**Requirements:**
Look through the records below, and copy out every line that holds the string "during".

**Source records:**
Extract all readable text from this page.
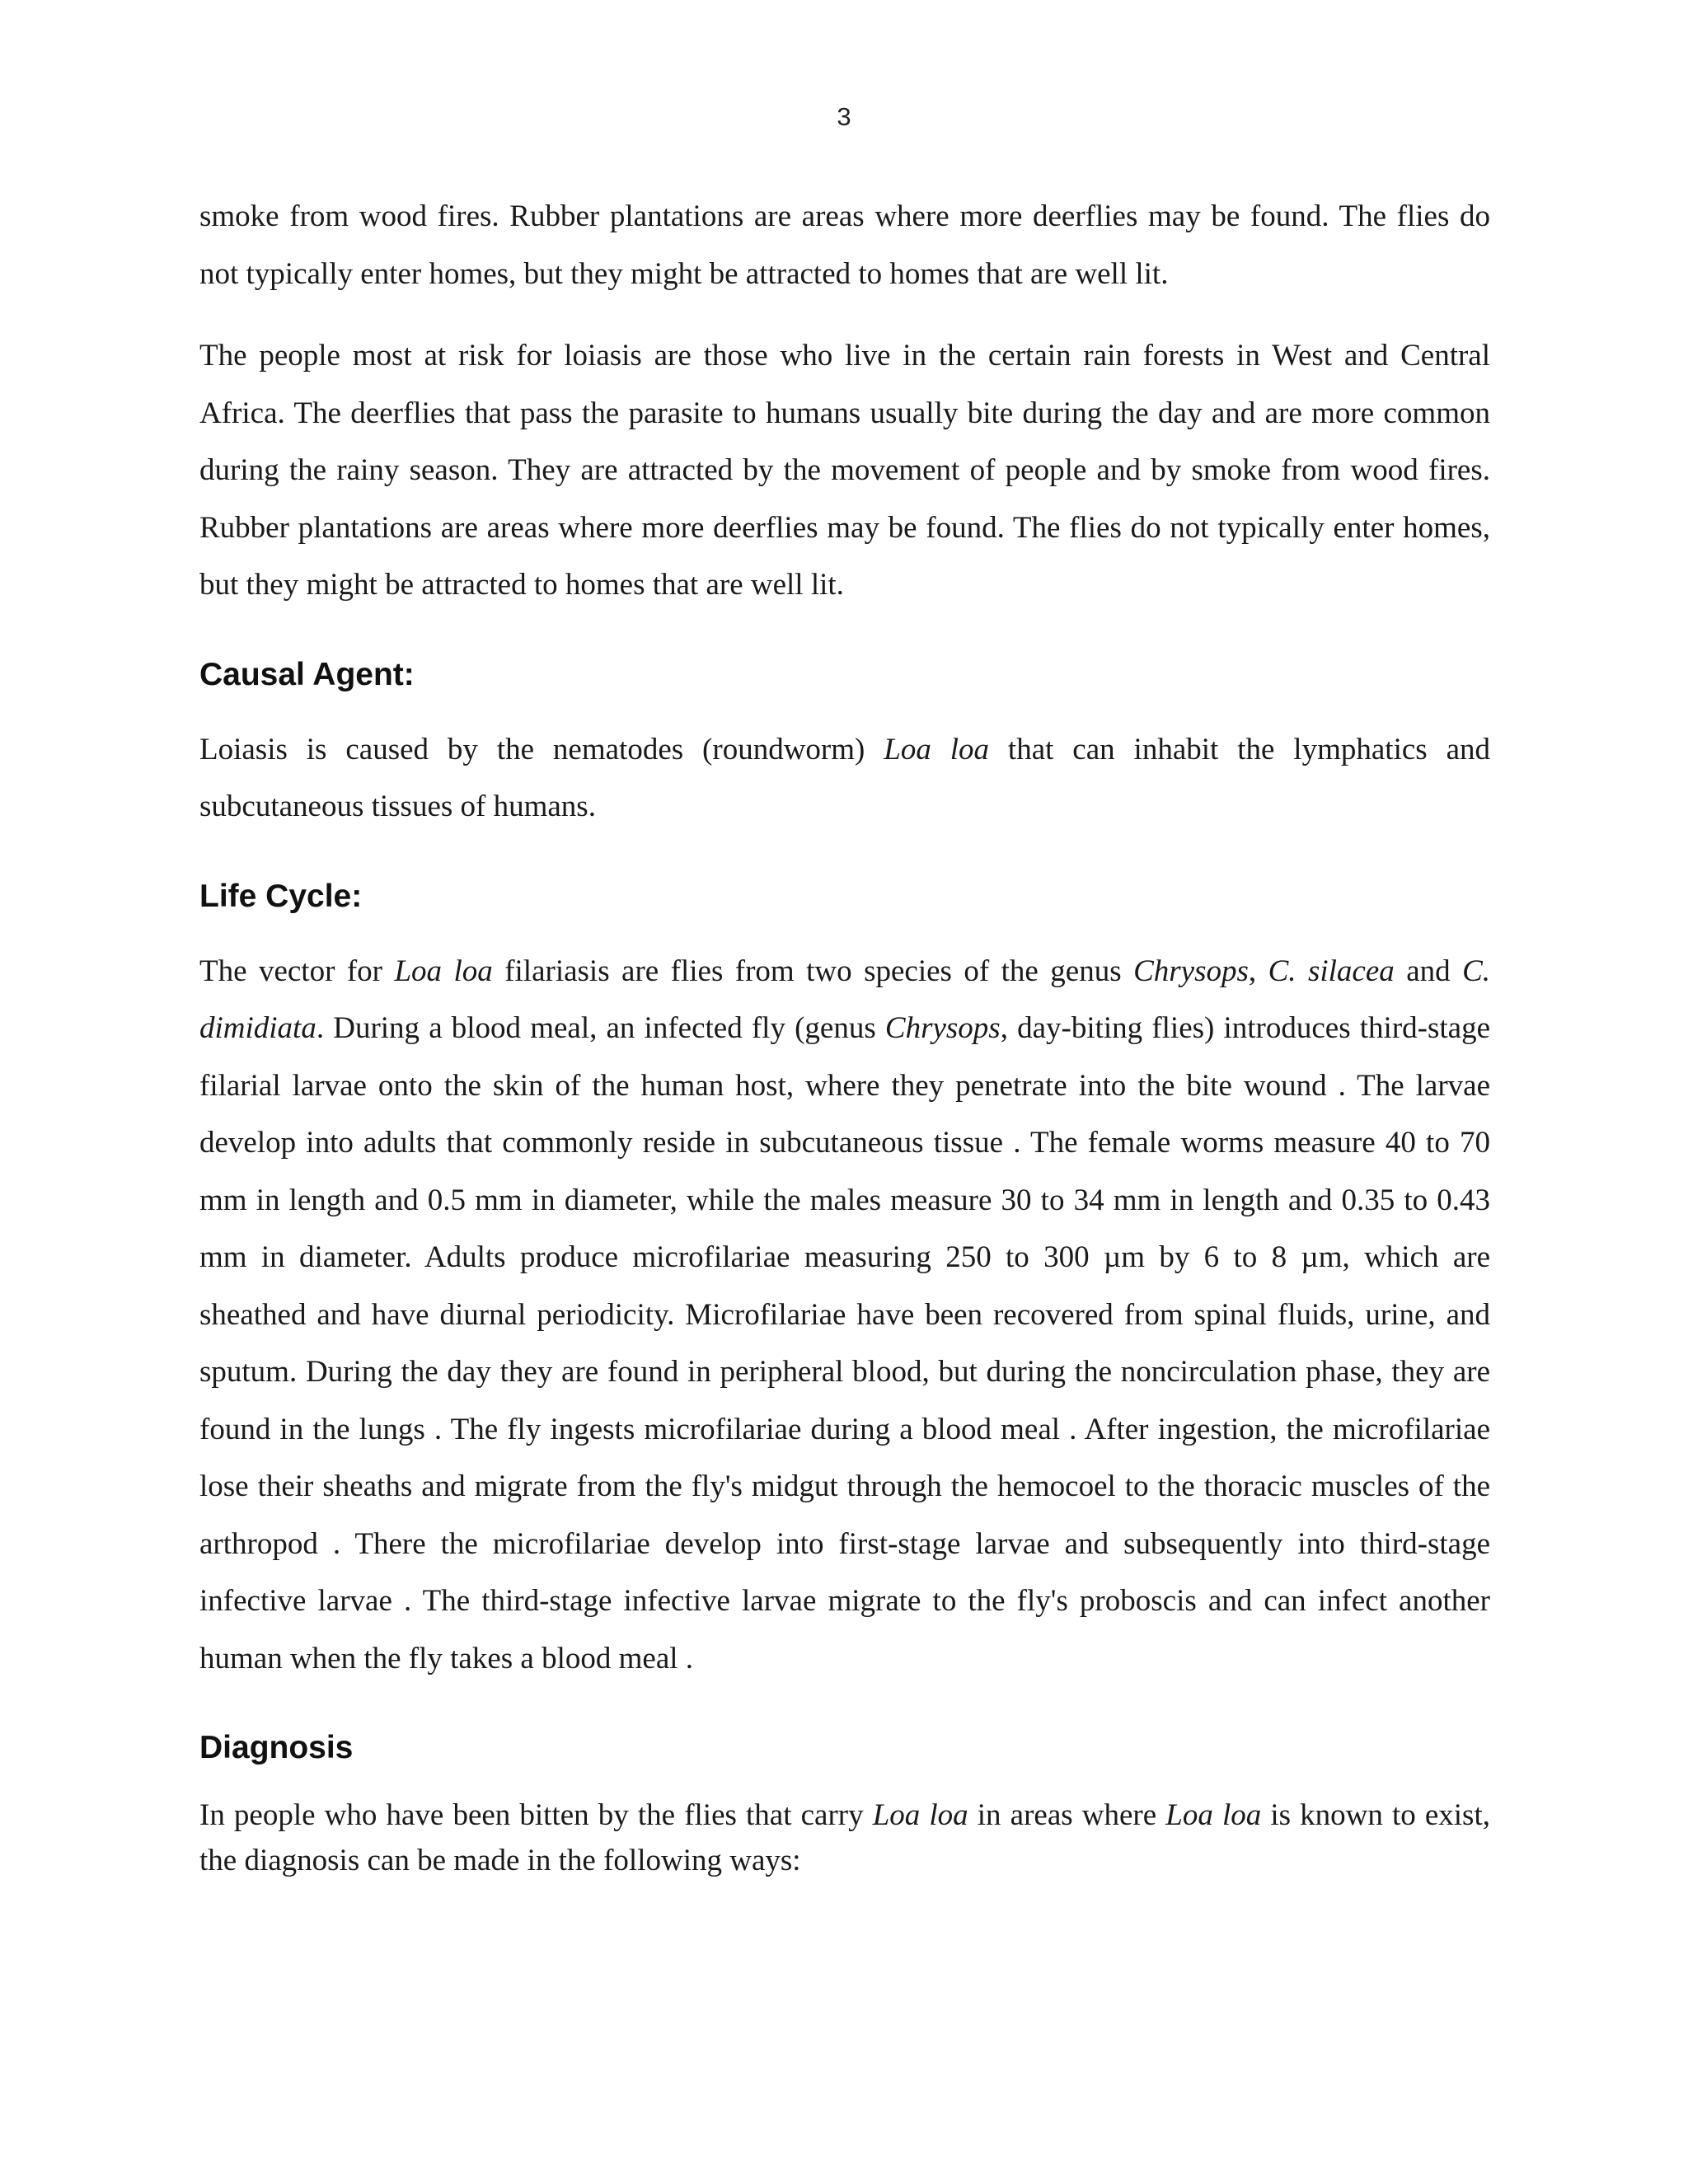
3

smoke from wood fires. Rubber plantations are areas where more deerflies may be found. The flies do not typically enter homes, but they might be attracted to homes that are well lit.

The people most at risk for loiasis are those who live in the certain rain forests in West and Central Africa. The deerflies that pass the parasite to humans usually bite during the day and are more common during the rainy season. They are attracted by the movement of people and by smoke from wood fires. Rubber plantations are areas where more deerflies may be found. The flies do not typically enter homes, but they might be attracted to homes that are well lit.

Causal Agent:

Loiasis is caused by the nematodes (roundworm) Loa loa that can inhabit the lymphatics and subcutaneous tissues of humans.

Life Cycle:

The vector for Loa loa filariasis are flies from two species of the genus Chrysops, C. silacea and C. dimidiata. During a blood meal, an infected fly (genus Chrysops, day-biting flies) introduces third-stage filarial larvae onto the skin of the human host, where they penetrate into the bite wound . The larvae develop into adults that commonly reside in subcutaneous tissue . The female worms measure 40 to 70 mm in length and 0.5 mm in diameter, while the males measure 30 to 34 mm in length and 0.35 to 0.43 mm in diameter. Adults produce microfilariae measuring 250 to 300 µm by 6 to 8 µm, which are sheathed and have diurnal periodicity. Microfilariae have been recovered from spinal fluids, urine, and sputum. During the day they are found in peripheral blood, but during the noncirculation phase, they are found in the lungs . The fly ingests microfilariae during a blood meal . After ingestion, the microfilariae lose their sheaths and migrate from the fly's midgut through the hemocoel to the thoracic muscles of the arthropod . There the microfilariae develop into first-stage larvae and subsequently into third-stage infective larvae . The third-stage infective larvae migrate to the fly's proboscis and can infect another human when the fly takes a blood meal .

Diagnosis

In people who have been bitten by the flies that carry Loa loa in areas where Loa loa is known to exist, the diagnosis can be made in the following ways:
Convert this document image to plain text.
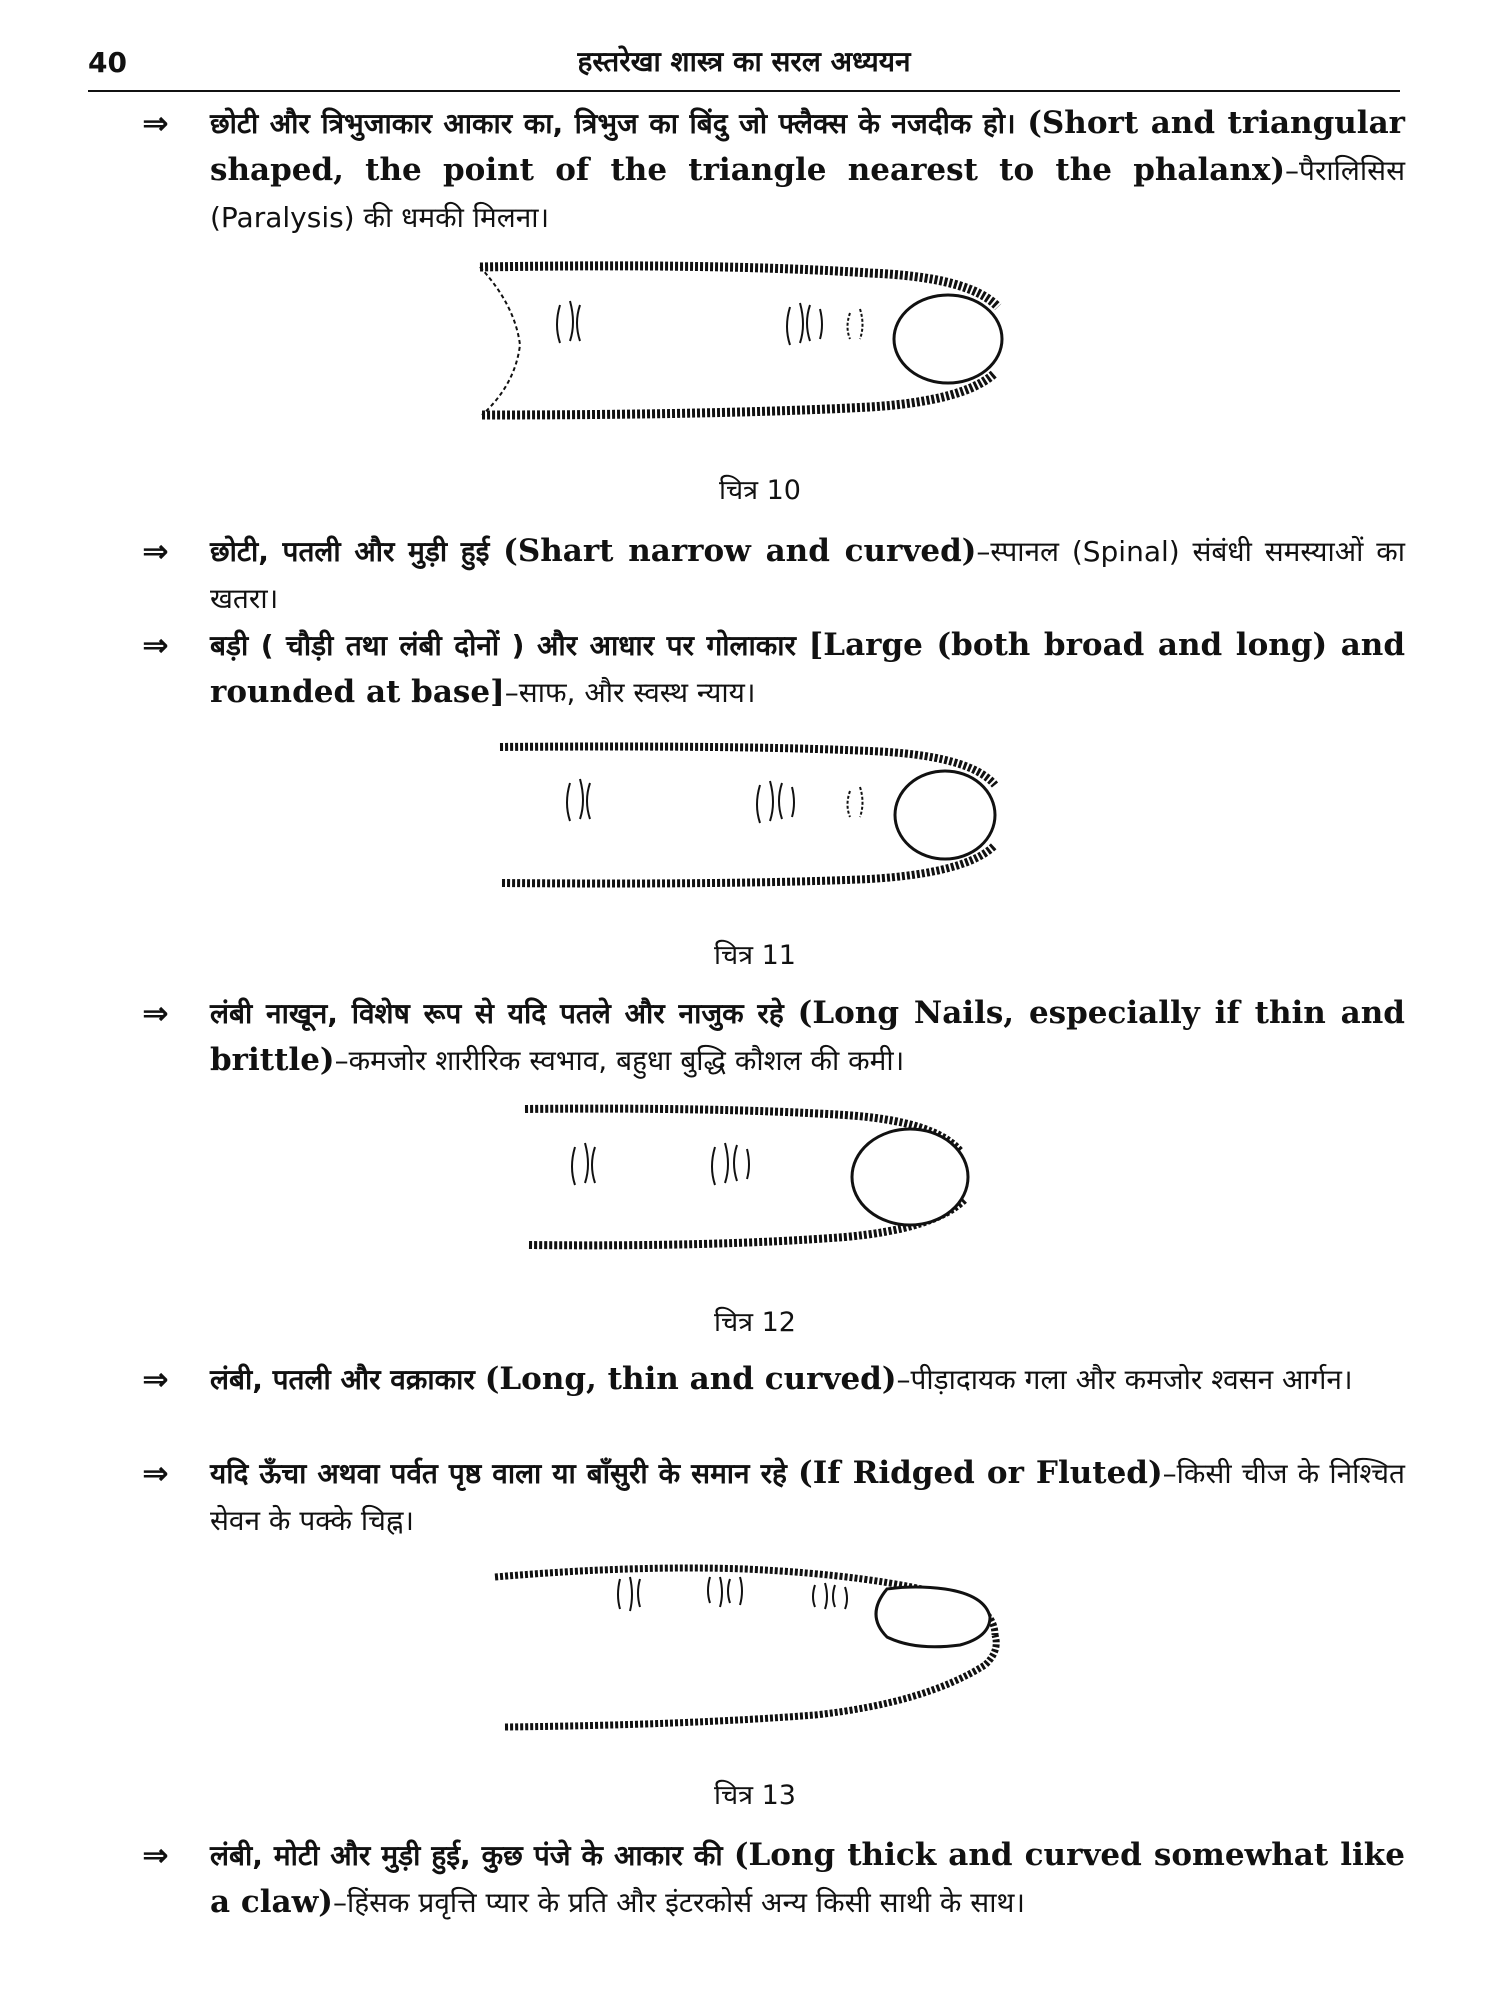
40	हस्तरेखा शास्त्र का सरल अध्ययन
⇒ छोटी और त्रिभुजाकार आकार का, त्रिभुज का बिंदु जो फ्लैक्स के नजदीक हो। (Short and triangular shaped, the point of the triangle nearest to the phalanx)–पैरालिसिस (Paralysis) की धमकी मिलना।
चित्र 10
⇒ छोटी, पतली और मुड़ी हुई (Shart narrow and curved)–स्पानल (Spinal) संबंधी समस्याओं का खतरा।
⇒ बड़ी ( चौड़ी तथा लंबी दोनों ) और आधार पर गोलाकार [Large (both broad and long) and rounded at base]–साफ, और स्वस्थ न्याय।
चित्र 11
⇒ लंबी नाखून, विशेष रूप से यदि पतले और नाजुक रहे (Long Nails, especially if thin and brittle)–कमजोर शारीरिक स्वभाव, बहुधा बुद्धि कौशल की कमी।
चित्र 12
⇒ लंबी, पतली और वक्राकार (Long, thin and curved)–पीड़ादायक गला और कमजोर श्वसन आर्गन।
⇒ यदि ऊँचा अथवा पर्वत पृष्ठ वाला या बाँसुरी के समान रहे (If Ridged or Fluted)–किसी चीज के निश्चित सेवन के पक्के चिह्न।
चित्र 13
⇒ लंबी, मोटी और मुड़ी हुई, कुछ पंजे के आकार की (Long thick and curved somewhat like a claw)–हिंसक प्रवृत्ति प्यार के प्रति और इंटरकोर्स अन्य किसी साथी के साथ।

**Written solution:**
The people most at risk for loiasis are those who live in the certain rain forests in West and Central Africa. The deerflies that pass the parasite to humans usually bite during the day and are more common during the rainy season. They are attracted by the movement of people and by smoke from wood fires. Rubber plantations are areas where more deerflies may be found. The flies do not typically enter homes, but they might be attracted to homes that are well lit.
The vector for Loa loa filariasis are flies from two species of the genus Chrysops, C. silacea and C. dimidiata. During a blood meal, an infected fly (genus Chrysops, day-biting flies) introduces third-stage filarial larvae onto the skin of the human host, where they penetrate into the bite wound . The larvae develop into adults that commonly reside in subcutaneous tissue . The female worms measure 40 to 70 mm in length and 0.5 mm in diameter, while the males measure 30 to 34 mm in length and 0.35 to 0.43 mm in diameter. Adults produce microfilariae measuring 250 to 300 µm by 6 to 8 µm, which are sheathed and have diurnal periodicity. Microfilariae have been recovered from spinal fluids, urine, and sputum. During the day they are found in peripheral blood, but during the noncirculation phase, they are found in the lungs . The fly ingests microfilariae during a blood meal . After ingestion, the microfilariae lose their sheaths and migrate from the fly's midgut through the hemocoel to the thoracic muscles of the arthropod . There the microfilariae develop into first-stage larvae and subsequently into third-stage infective larvae . The third-stage infective larvae migrate to the fly's proboscis and can infect another human when the fly takes a blood meal .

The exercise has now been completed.